From the listing below, select every line where the word "pessimus" appears.

[Collection entries]
▬▬▬▬▬▬

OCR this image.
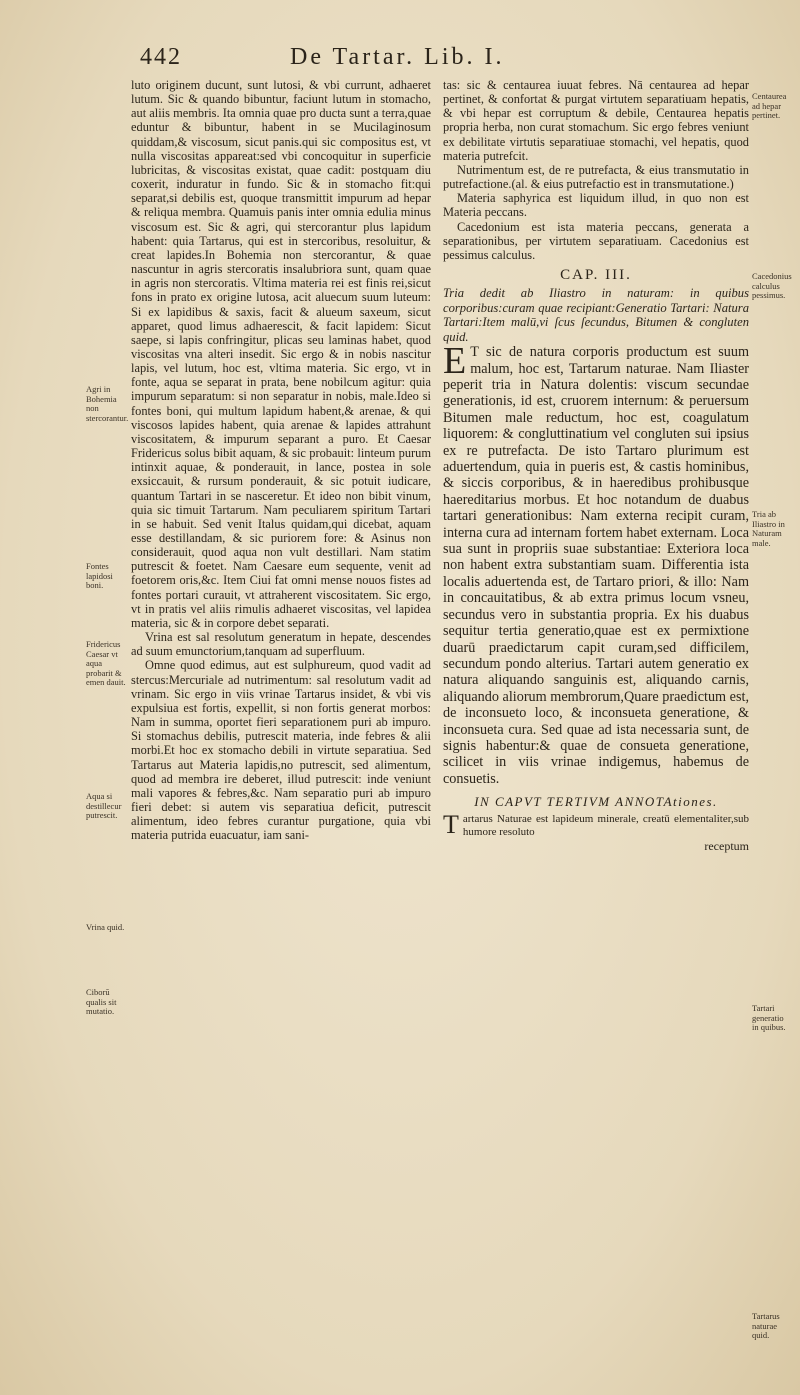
442	De Tartar. Lib. I.
Agri in Bohemia non stercorantur.
Fontes lapidosi boni.
Fridericus Caesar vt aqua probarit & emen dauit.
Aqua si destillecur putrescit.
Vrina quid.
Ciborū qualis sit mutatio.

luto originem ducunt, sunt lutosi, & vbi currunt, adhaeret lutum. Sic & quando bibuntur, faciunt lutum in stomacho, aut aliis membris. Ita omnia quae pro ducta sunt a terra,quae eduntur & bibuntur, habent in se Mucilaginosum quiddam,& viscosum, sicut panis.qui sic compositus est, vt nulla viscositas appareat:sed vbi concoquitur in superficie lubricitas, & viscositas existat, quae cadit: postquam diu coxerit, induratur in fundo. Sic & in stomacho fit:qui separat,si debilis est, quoque transmittit impurum ad hepar & reliqua membra. Quamuis panis inter omnia edulia minus viscosum est. Sic & agri, qui stercorantur plus lapidum habent: quia Tartarus, qui est in stercoribus, resoluitur, & creat lapides.In Bohemia non stercorantur, & quae nascuntur in agris stercoratis insalubriora sunt, quam quae in agris non stercoratis. Vltima materia rei est finis rei,sicut fons in prato ex origine lutosa, acit aluecum suum luteum: Si ex lapidibus & saxis, facit & alueum saxeum, sicut apparet, quod limus adhaerescit, & facit lapidem: Sicut saepe, si lapis confringitur, plicas seu laminas habet, quod viscositas vna alteri insedit. Sic ergo & in nobis nascitur lapis, vel lutum, hoc est, vltima materia. Sic ergo, vt in fonte, aqua se separat in prata, bene nobilcum agitur: quia impurum separatum: si non separatur in nobis, male.Ideo si fontes boni, qui multum lapidum habent,& arenae, & qui viscosos lapides habent, quia arenae & lapides attrahunt viscositatem, & impurum separant a puro. Et Caesar Fridericus solus bibit aquam, & sic probauit: linteum purum intinxit aquae, & ponderauit, in lance, postea in sole exsiccauit, & rursum ponderauit, & sic potuit iudicare, quantum Tartari in se nasceretur. Et ideo non bibit vinum, quia sic timuit Tartarum. Nam peculiarem spiritum Tartari in se habuit. Sed venit Italus quidam,qui dicebat, aquam esse destillandam, & sic puriorem fore: & Asinus non considerauit, quod aqua non vult destillari. Nam statim putrescit & foetet. Nam Caesare eum sequente, venit ad foetorem oris,&c. Item Ciui fat omni mense nouos fistes ad fontes portari curauit, vt attraherent viscositatem. Sic ergo, vt in pratis vel aliis rimulis adhaeret viscositas, vel lapidea materia, sic & in corpore debet separati.

Vrina est sal resolutum generatum in hepate, descendes ad suum emunctorium,tanquam ad superfluum.

Omne quod edimus, aut est sulphureum, quod vadit ad stercus:Mercuriale ad nutrimentum: sal resolutum vadit ad vrinam. Sic ergo in viis vrinae Tartarus insidet, & vbi vis expulsiua est fortis, expellit, si non fortis generat morbos: Nam in summa, oportet fieri separationem puri ab impuro. Si stomachus debilis, putrescit materia, inde febres & alii morbi.Et hoc ex stomacho debili in virtute separatiua. Sed Tartarus aut Materia lapidis,no putrescit, sed alimentum, quod ad membra ire deberet, illud putrescit: inde veniunt mali vapores & febres,&c. Nam separatio puri ab impuro fieri debet: si autem vis separatiua deficit, putrescit alimentum, ideo febres curantur purgatione, quia vbi materia putrida euacuatur, iam sani-

Centaurea ad hepar pertinet.
Cacedonius calculus pessimus.
Tria ab Iliastro in Naturam male.
Tartari generatio in quibus.
Tartarus naturae quid.

tas: sic & centaurea iuuat febres. Nā centaurea ad hepar pertinet, & confortat & purgat virtutem separatiuam hepatis, & vbi hepar est corruptum & debile, Centaurea hepatis propria herba, non curat stomachum. Sic ergo febres veniunt ex debilitate virtutis separatiuae stomachi, vel hepatis, quod materia putrefcit.

Nutrimentum est, de re putrefacta, & eius transmutatio in putrefactione.(al. & eius putrefactio est in transmutatione.)

Materia saphyrica est liquidum illud, in quo non est Materia peccans.

Cacedonium est ista materia peccans, generata a separationibus, per virtutem separatiuam. Cacedonius est pessimus calculus.

CAP. III.

Tria dedit ab Iliastro in naturam: in quibus corporibus:curam quae recipiant:Generatio Tartari: Natura Tartari:Item malū,vi ſcus ſecundus, Bitumen & congluten quid.

E T sic de natura corporis productum est suum malum, hoc est, Tartarum naturae. Nam Iliaster peperit tria in Natura dolentis: viscum secundae generationis, id est, cruorem internum: & peruersum Bitumen male reductum, hoc est, coagulatum liquorem: & congluttinatium vel congluten sui ipsius ex re putrefacta. De isto Tartaro plurimum est aduertendum, quia in pueris est, & castis hominibus, & siccis corporibus, & in haeredibus prohibusque haereditarius morbus. Et hoc notandum de duabus tartari generationibus: Nam externa recipit curam, interna cura ad internam fortem habet externam. Loca sua sunt in propriis suae substantiae: Exteriora loca non habent extra substantiam suam. Differentia ista localis aduertenda est, de Tartaro priori, & illo: Nam in concauitatibus, & ab extra primus locum vsneu, secundus vero in substantia propria. Ex his duabus sequitur tertia generatio,quae est ex permixtione duarū praedictarum capit curam,sed difficilem, secundum pondo alterius. Tartari autem generatio ex natura aliquando sanguinis est, aliquando carnis, aliquando aliorum membrorum,Quare praedictum est, de inconsueto loco, & inconsueta generatione, & inconsueta cura. Sed quae ad ista necessaria sunt, de signis habentur:& quae de consueta generatione, scilicet in viis vrinae indigemus, habemus de consuetis.
IN CAPVT TERTIVM ANNOTAtiones.
T artarus Naturae est lapideum minerale, creatū elementaliter,sub humore resoluto
receptum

▬▬▬▬▬▬

> **Answer for the task**:
Cacedonius calculus pessimus.
Cacedonium est ista materia peccans, generata a separationibus, per virtutem separatiuam. Cacedonius est pessimus calculus.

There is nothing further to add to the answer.